## Problem
From the data that follows, report how many lines hold the string "Investment", giving only the number.
begin
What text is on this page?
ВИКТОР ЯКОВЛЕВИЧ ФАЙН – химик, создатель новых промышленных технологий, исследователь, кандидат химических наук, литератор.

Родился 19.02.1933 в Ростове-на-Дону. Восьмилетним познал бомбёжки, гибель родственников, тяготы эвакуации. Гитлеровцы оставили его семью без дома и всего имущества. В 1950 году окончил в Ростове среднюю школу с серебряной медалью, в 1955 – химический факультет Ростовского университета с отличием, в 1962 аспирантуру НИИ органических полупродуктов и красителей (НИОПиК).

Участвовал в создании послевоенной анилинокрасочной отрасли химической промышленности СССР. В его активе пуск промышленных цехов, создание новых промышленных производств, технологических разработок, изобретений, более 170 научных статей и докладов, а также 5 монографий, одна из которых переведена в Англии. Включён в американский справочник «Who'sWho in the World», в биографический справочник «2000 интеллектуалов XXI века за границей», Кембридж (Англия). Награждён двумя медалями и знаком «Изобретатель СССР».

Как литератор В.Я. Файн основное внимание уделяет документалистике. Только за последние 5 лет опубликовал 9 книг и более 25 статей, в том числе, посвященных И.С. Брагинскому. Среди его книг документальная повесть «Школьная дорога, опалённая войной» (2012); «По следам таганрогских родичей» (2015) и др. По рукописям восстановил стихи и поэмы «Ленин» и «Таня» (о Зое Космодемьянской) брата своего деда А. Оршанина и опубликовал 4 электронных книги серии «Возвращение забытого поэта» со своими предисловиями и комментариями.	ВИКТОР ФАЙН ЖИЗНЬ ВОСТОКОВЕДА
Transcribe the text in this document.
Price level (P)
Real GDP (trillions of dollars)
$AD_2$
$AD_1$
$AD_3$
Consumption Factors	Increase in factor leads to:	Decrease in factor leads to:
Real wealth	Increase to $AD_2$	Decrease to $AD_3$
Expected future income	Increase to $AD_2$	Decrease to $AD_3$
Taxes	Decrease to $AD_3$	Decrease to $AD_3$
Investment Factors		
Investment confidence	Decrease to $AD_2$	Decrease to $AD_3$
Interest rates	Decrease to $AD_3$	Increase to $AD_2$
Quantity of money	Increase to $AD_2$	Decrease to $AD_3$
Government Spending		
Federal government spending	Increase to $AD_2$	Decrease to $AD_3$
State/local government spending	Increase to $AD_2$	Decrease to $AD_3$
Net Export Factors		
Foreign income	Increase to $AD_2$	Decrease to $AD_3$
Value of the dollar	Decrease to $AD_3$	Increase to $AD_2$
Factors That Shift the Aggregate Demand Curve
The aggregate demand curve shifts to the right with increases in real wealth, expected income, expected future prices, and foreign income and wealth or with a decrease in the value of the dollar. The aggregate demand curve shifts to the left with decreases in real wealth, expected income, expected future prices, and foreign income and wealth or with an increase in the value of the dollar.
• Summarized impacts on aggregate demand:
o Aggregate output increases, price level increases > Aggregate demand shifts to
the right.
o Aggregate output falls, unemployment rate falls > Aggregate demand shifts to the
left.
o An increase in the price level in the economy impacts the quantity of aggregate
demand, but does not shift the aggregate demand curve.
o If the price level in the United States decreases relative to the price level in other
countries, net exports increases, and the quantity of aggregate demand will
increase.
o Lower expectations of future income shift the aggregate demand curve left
end
## Exercise response
2